START

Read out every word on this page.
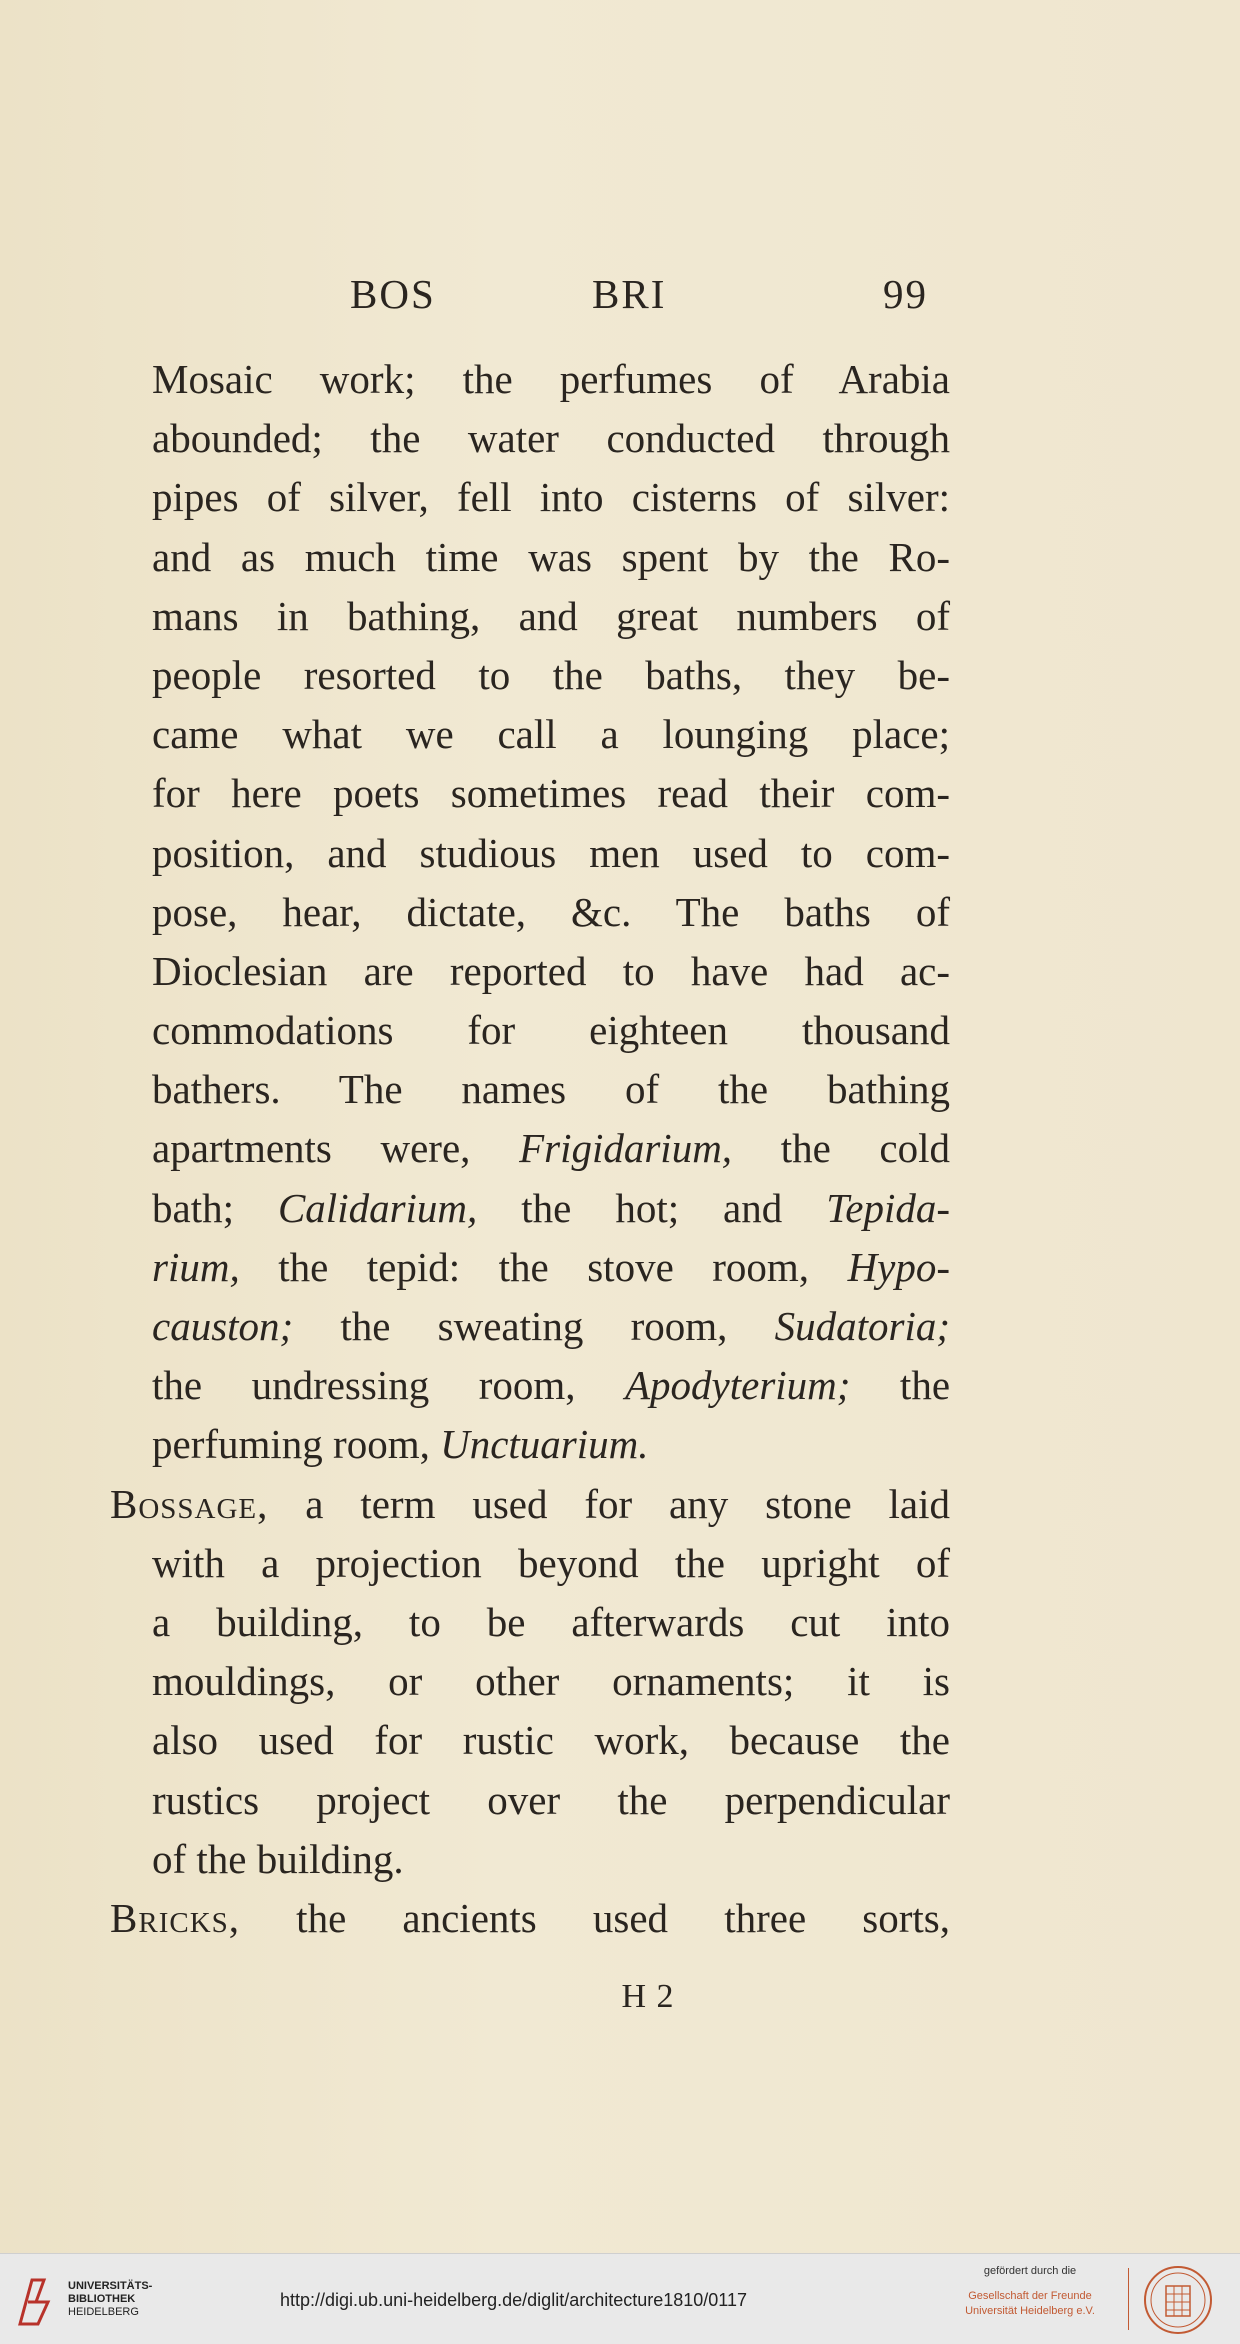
BOS	BRI	99
Mosaic work; the perfumes of Arabia
abounded; the water conducted through
pipes of silver, fell into cisterns of silver:
and as much time was spent by the Ro-
mans in bathing, and great numbers of
people resorted to the baths, they be-
came what we call a lounging place;
for here poets sometimes read their com-
position, and studious men used to com-
pose, hear, dictate, &c. The baths of
Dioclesian are reported to have had ac-
commodations for eighteen thousand
bathers. The names of the bathing
apartments were, Frigidarium, the cold
bath; Calidarium, the hot; and Tepida-
rium, the tepid: the stove room, Hypo-
causton; the sweating room, Sudatoria;
the undressing room, Apodyterium; the
perfuming room, Unctuarium.
Bossage, a term used for any stone laid
with a projection beyond the upright of
a building, to be afterwards cut into
mouldings, or other ornaments; it is
also used for rustic work, because the
rustics project over the perpendicular
of the building.
Bricks, the ancients used three sorts,
H 2
UNIVERSITÄTS-
BIBLIOTHEK
HEIDELBERG
http://digi.ub.uni-heidelberg.de/diglit/architecture1810/0117
gefördert durch die
Gesellschaft der Freunde
Universität Heidelberg e.V.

END

### Task:
Pictures are not part of the copy; output everything else in the records exactly.

### Complete response:
Read out every word on this page.
BOS	BRI	99
Mosaic work; the perfumes of Arabia
abounded; the water conducted through
pipes of silver, fell into cisterns of silver:
and as much time was spent by the Ro-
mans in bathing, and great numbers of
people resorted to the baths, they be-
came what we call a lounging place;
for here poets sometimes read their com-
position, and studious men used to com-
pose, hear, dictate, &c. The baths of
Dioclesian are reported to have had ac-
commodations for eighteen thousand
bathers. The names of the bathing
apartments were, Frigidarium, the cold
bath; Calidarium, the hot; and Tepida-
rium, the tepid: the stove room, Hypo-
causton; the sweating room, Sudatoria;
the undressing room, Apodyterium; the
perfuming room, Unctuarium.
Bossage, a term used for any stone laid
with a projection beyond the upright of
a building, to be afterwards cut into
mouldings, or other ornaments; it is
also used for rustic work, because the
rustics project over the perpendicular
of the building.
Bricks, the ancients used three sorts,
H 2
UNIVERSITÄTS-
BIBLIOTHEK
HEIDELBERG
http://digi.ub.uni-heidelberg.de/diglit/architecture1810/0117
gefördert durch die
Gesellschaft der Freunde
Universität Heidelberg e.V.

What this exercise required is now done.